• Problem requirements:
What follows is a listing. Return every line of it exactly.

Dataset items
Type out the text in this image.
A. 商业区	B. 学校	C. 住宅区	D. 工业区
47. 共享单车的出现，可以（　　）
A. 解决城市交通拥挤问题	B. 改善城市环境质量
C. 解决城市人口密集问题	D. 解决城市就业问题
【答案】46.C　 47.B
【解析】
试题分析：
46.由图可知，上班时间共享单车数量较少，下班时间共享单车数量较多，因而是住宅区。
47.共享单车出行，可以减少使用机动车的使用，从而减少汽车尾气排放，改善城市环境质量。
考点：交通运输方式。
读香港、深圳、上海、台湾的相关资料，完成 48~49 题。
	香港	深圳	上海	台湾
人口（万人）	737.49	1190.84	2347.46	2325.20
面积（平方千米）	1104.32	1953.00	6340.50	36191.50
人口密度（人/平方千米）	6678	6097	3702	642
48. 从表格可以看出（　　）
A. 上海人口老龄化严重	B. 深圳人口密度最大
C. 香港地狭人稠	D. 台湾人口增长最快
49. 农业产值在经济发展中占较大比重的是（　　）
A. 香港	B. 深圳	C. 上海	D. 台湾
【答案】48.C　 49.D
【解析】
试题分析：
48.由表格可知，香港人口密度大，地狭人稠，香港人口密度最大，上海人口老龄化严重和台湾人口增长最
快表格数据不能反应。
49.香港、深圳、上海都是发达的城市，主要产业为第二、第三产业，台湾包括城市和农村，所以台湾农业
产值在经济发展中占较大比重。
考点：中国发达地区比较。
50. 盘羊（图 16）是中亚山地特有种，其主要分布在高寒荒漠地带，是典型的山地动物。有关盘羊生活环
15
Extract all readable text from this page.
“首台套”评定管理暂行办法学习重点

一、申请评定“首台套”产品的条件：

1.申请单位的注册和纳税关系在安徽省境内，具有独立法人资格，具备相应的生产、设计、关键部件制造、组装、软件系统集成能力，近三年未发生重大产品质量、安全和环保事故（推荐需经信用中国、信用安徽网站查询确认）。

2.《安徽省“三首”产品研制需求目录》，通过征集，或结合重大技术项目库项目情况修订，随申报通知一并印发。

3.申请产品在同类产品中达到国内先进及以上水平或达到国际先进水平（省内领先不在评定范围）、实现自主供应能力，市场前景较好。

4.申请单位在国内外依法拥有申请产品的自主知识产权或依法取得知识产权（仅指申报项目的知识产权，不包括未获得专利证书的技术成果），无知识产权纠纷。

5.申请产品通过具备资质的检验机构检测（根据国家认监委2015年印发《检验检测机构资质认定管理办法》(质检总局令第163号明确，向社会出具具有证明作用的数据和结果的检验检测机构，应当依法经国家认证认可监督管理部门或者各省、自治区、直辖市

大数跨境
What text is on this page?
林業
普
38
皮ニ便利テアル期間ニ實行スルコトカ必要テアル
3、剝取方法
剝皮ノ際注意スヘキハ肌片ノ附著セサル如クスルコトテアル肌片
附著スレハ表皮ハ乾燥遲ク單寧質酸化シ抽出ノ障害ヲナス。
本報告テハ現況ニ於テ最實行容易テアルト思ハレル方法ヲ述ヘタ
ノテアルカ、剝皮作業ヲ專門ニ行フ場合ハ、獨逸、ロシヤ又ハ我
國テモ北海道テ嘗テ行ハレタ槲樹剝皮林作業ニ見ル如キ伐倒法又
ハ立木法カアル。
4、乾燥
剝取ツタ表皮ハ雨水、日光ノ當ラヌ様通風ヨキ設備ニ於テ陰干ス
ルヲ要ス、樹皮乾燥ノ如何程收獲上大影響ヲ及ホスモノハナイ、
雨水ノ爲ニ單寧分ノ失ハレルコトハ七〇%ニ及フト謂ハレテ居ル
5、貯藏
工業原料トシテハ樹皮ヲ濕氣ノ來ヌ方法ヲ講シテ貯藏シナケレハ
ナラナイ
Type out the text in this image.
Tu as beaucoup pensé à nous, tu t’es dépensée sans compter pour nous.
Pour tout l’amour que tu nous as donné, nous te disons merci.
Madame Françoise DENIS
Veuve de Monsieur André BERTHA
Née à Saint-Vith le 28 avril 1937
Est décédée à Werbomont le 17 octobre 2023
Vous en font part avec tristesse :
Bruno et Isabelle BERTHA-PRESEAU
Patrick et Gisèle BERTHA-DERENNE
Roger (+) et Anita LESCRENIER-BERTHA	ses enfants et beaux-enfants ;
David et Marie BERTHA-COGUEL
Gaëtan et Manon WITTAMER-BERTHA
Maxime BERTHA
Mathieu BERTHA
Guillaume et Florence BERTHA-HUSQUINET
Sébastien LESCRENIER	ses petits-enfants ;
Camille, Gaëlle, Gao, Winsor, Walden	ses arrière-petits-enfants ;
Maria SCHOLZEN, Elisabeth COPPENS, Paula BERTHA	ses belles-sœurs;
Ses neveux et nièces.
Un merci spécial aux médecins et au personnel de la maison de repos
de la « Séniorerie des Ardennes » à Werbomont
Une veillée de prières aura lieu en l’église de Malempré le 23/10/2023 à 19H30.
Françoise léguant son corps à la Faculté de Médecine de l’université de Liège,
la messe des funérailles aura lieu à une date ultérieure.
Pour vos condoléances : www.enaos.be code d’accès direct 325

• Answer to this task:
Type out the text in this image.
A. 商业区	B. 学校	C. 住宅区	D. 工业区
47. 共享单车的出现，可以（　　）
A. 解决城市交通拥挤问题	B. 改善城市环境质量
C. 解决城市人口密集问题	D. 解决城市就业问题
【答案】46.C　 47.B
【解析】
试题分析：
46.由图可知，上班时间共享单车数量较少，下班时间共享单车数量较多，因而是住宅区。
47.共享单车出行，可以减少使用机动车的使用，从而减少汽车尾气排放，改善城市环境质量。
考点：交通运输方式。
读香港、深圳、上海、台湾的相关资料，完成 48~49 题。
	香港	深圳	上海	台湾
人口（万人）	737.49	1190.84	2347.46	2325.20
面积（平方千米）	1104.32	1953.00	6340.50	36191.50
人口密度（人/平方千米）	6678	6097	3702	642
48. 从表格可以看出（　　）
A. 上海人口老龄化严重	B. 深圳人口密度最大
C. 香港地狭人稠	D. 台湾人口增长最快
49. 农业产值在经济发展中占较大比重的是（　　）
A. 香港	B. 深圳	C. 上海	D. 台湾
【答案】48.C　 49.D
【解析】
试题分析：
48.由表格可知，香港人口密度大，地狭人稠，香港人口密度最大，上海人口老龄化严重和台湾人口增长最
快表格数据不能反应。
49.香港、深圳、上海都是发达的城市，主要产业为第二、第三产业，台湾包括城市和农村，所以台湾农业
产值在经济发展中占较大比重。
考点：中国发达地区比较。
50. 盘羊（图 16）是中亚山地特有种，其主要分布在高寒荒漠地带，是典型的山地动物。有关盘羊生活环
15
Extract all readable text from this page.
“首台套”评定管理暂行办法学习重点

一、申请评定“首台套”产品的条件：

1.申请单位的注册和纳税关系在安徽省境内，具有独立法人资格，具备相应的生产、设计、关键部件制造、组装、软件系统集成能力，近三年未发生重大产品质量、安全和环保事故（推荐需经信用中国、信用安徽网站查询确认）。

2.《安徽省“三首”产品研制需求目录》，通过征集，或结合重大技术项目库项目情况修订，随申报通知一并印发。

3.申请产品在同类产品中达到国内先进及以上水平或达到国际先进水平（省内领先不在评定范围）、实现自主供应能力，市场前景较好。

4.申请单位在国内外依法拥有申请产品的自主知识产权或依法取得知识产权（仅指申报项目的知识产权，不包括未获得专利证书的技术成果），无知识产权纠纷。

5.申请产品通过具备资质的检验机构检测（根据国家认监委2015年印发《检验检测机构资质认定管理办法》(质检总局令第163号明确，向社会出具具有证明作用的数据和结果的检验检测机构，应当依法经国家认证认可监督管理部门或者各省、自治区、直辖市

大数跨境
What text is on this page?
林業
普
38
皮ニ便利テアル期間ニ實行スルコトカ必要テアル
3、剝取方法
剝皮ノ際注意スヘキハ肌片ノ附著セサル如クスルコトテアル肌片
附著スレハ表皮ハ乾燥遲ク單寧質酸化シ抽出ノ障害ヲナス。
本報告テハ現況ニ於テ最實行容易テアルト思ハレル方法ヲ述ヘタ
ノテアルカ、剝皮作業ヲ專門ニ行フ場合ハ、獨逸、ロシヤ又ハ我
國テモ北海道テ嘗テ行ハレタ槲樹剝皮林作業ニ見ル如キ伐倒法又
ハ立木法カアル。
4、乾燥
剝取ツタ表皮ハ雨水、日光ノ當ラヌ様通風ヨキ設備ニ於テ陰干ス
ルヲ要ス、樹皮乾燥ノ如何程收獲上大影響ヲ及ホスモノハナイ、
雨水ノ爲ニ單寧分ノ失ハレルコトハ七〇%ニ及フト謂ハレテ居ル
5、貯藏
工業原料トシテハ樹皮ヲ濕氣ノ來ヌ方法ヲ講シテ貯藏シナケレハ
ナラナイ
Type out the text in this image.
Tu as beaucoup pensé à nous, tu t’es dépensée sans compter pour nous.
Pour tout l’amour que tu nous as donné, nous te disons merci.
Madame Françoise DENIS
Veuve de Monsieur André BERTHA
Née à Saint-Vith le 28 avril 1937
Est décédée à Werbomont le 17 octobre 2023
Vous en font part avec tristesse :
Bruno et Isabelle BERTHA-PRESEAU
Patrick et Gisèle BERTHA-DERENNE
Roger (+) et Anita LESCRENIER-BERTHA	ses enfants et beaux-enfants ;
David et Marie BERTHA-COGUEL
Gaëtan et Manon WITTAMER-BERTHA
Maxime BERTHA
Mathieu BERTHA
Guillaume et Florence BERTHA-HUSQUINET
Sébastien LESCRENIER	ses petits-enfants ;
Camille, Gaëlle, Gao, Winsor, Walden	ses arrière-petits-enfants ;
Maria SCHOLZEN, Elisabeth COPPENS, Paula BERTHA	ses belles-sœurs;
Ses neveux et nièces.
Un merci spécial aux médecins et au personnel de la maison de repos
de la « Séniorerie des Ardennes » à Werbomont
Une veillée de prières aura lieu en l’église de Malempré le 23/10/2023 à 19H30.
Françoise léguant son corps à la Faculté de Médecine de l’université de Liège,
la messe des funérailles aura lieu à une date ultérieure.
Pour vos condoléances : www.enaos.be code d’accès direct 325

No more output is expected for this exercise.